** BEGIN Extracted entries **
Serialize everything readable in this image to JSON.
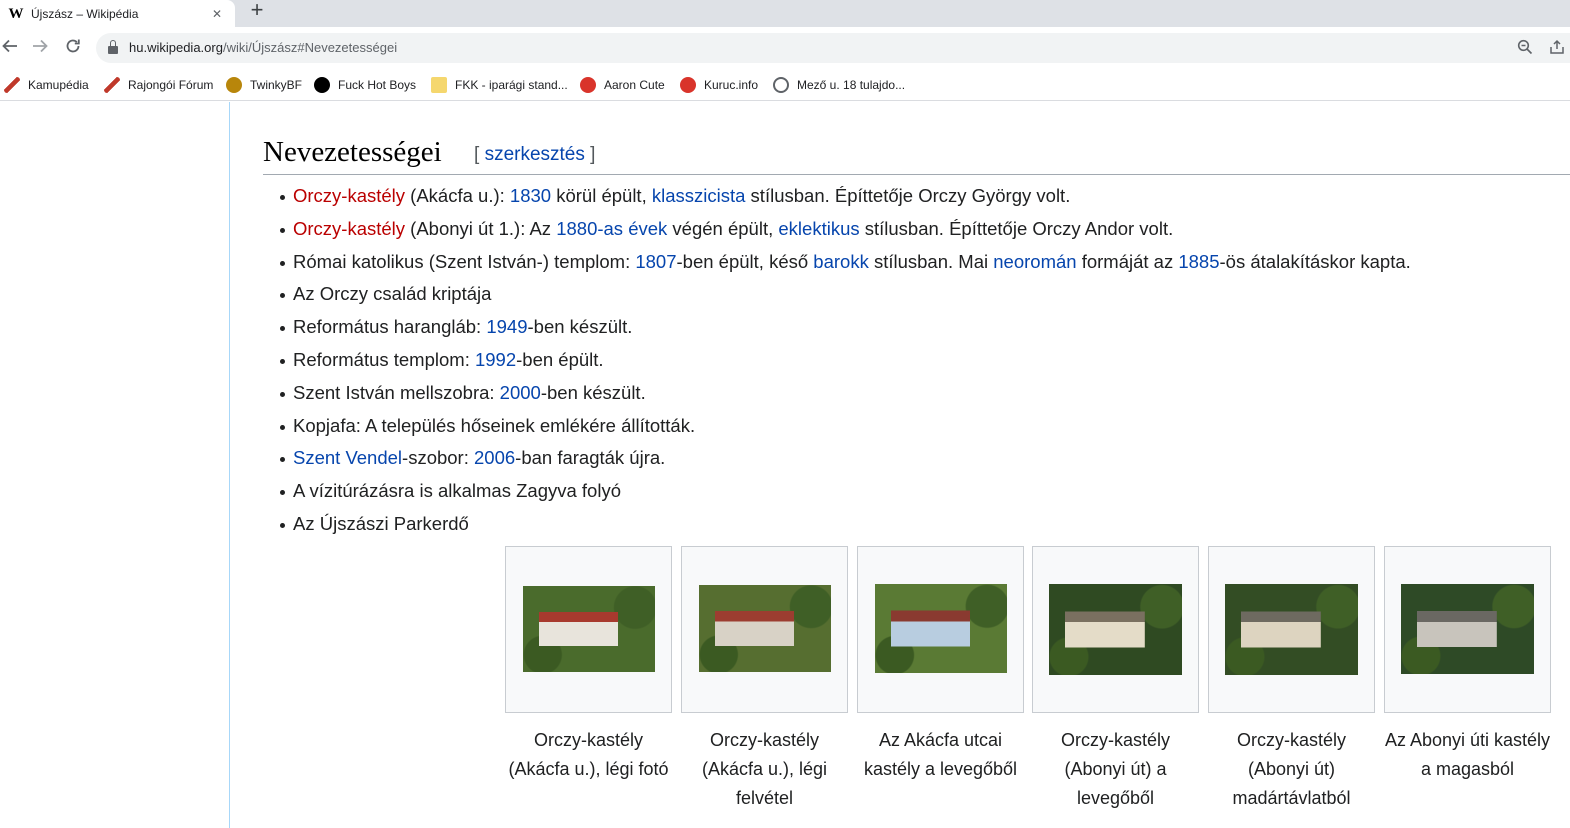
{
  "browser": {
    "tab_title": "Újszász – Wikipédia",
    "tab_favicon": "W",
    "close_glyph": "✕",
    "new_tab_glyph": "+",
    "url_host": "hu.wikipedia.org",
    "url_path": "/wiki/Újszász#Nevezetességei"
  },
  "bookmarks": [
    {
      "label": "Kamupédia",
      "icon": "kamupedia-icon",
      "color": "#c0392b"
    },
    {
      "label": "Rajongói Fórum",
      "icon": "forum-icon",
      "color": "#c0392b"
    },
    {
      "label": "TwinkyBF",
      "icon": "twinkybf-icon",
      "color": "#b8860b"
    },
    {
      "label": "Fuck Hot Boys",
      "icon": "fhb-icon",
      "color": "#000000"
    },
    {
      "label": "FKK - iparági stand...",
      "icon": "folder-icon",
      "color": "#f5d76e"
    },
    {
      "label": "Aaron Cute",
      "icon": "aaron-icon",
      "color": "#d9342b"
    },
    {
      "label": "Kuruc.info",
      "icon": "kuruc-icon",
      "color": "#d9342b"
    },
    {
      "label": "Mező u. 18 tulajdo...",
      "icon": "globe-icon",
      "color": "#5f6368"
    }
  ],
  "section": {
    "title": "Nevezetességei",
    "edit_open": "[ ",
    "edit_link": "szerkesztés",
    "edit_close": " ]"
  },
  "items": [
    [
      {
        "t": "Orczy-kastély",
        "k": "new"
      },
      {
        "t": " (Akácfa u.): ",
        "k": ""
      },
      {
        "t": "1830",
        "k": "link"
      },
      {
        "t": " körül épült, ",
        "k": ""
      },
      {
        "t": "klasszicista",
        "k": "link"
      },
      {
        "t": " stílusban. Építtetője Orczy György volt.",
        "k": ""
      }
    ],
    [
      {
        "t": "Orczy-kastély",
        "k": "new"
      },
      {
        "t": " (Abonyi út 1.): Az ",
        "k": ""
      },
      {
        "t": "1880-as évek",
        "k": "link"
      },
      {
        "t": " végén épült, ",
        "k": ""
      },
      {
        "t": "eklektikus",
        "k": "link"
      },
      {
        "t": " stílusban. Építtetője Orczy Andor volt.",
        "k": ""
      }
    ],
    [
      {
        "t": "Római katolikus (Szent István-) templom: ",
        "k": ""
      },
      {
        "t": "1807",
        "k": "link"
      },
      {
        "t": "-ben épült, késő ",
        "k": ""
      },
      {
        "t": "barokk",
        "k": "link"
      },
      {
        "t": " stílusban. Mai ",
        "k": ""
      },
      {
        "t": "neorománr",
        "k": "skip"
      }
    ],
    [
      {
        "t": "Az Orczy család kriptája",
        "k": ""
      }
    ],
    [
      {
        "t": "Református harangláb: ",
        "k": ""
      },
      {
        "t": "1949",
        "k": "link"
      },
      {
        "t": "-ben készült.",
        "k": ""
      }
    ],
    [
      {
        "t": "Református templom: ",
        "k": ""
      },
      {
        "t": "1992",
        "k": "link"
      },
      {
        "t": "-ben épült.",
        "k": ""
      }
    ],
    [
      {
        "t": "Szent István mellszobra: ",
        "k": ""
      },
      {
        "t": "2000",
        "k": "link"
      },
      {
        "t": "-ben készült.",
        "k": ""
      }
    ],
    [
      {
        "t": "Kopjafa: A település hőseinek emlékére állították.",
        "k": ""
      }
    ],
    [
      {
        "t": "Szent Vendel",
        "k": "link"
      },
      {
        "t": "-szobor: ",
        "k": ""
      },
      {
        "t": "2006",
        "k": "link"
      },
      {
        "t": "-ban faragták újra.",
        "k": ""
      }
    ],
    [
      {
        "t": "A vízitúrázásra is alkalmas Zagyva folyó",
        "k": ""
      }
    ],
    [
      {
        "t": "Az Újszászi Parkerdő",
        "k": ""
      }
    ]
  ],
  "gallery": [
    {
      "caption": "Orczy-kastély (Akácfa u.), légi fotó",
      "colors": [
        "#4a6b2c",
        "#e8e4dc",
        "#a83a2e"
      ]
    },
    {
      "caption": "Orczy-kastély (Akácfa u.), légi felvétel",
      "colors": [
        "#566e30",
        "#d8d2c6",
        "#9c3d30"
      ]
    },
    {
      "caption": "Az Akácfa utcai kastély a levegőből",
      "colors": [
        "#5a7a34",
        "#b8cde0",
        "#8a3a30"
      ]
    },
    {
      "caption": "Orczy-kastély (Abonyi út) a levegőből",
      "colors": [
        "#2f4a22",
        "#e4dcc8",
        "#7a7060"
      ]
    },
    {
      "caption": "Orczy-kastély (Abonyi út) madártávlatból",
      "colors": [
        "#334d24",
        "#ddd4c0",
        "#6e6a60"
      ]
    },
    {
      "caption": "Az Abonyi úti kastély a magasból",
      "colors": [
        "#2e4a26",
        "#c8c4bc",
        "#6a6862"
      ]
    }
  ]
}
** END Extracted entries **
** BEGIN Extracted entries **
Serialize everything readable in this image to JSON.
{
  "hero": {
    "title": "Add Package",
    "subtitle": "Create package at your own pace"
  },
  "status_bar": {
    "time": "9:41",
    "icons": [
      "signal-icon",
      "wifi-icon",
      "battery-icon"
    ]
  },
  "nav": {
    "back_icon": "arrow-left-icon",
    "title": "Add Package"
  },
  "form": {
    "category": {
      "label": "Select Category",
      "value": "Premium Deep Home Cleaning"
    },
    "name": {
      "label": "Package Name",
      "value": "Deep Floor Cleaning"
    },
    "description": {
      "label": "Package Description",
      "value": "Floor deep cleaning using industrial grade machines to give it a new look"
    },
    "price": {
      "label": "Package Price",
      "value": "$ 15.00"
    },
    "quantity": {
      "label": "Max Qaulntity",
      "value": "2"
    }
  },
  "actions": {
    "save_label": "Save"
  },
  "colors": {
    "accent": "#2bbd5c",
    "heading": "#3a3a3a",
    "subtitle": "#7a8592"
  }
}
** END Extracted entries **
» **Description of the task**:
For each line of the listing that holds the word "levegőből", show that line.

» **Result for this exercise**:
      "caption": "Az Akácfa utcai kastély a levegőből",
      "caption": "Orczy-kastély (Abonyi út) a levegőből",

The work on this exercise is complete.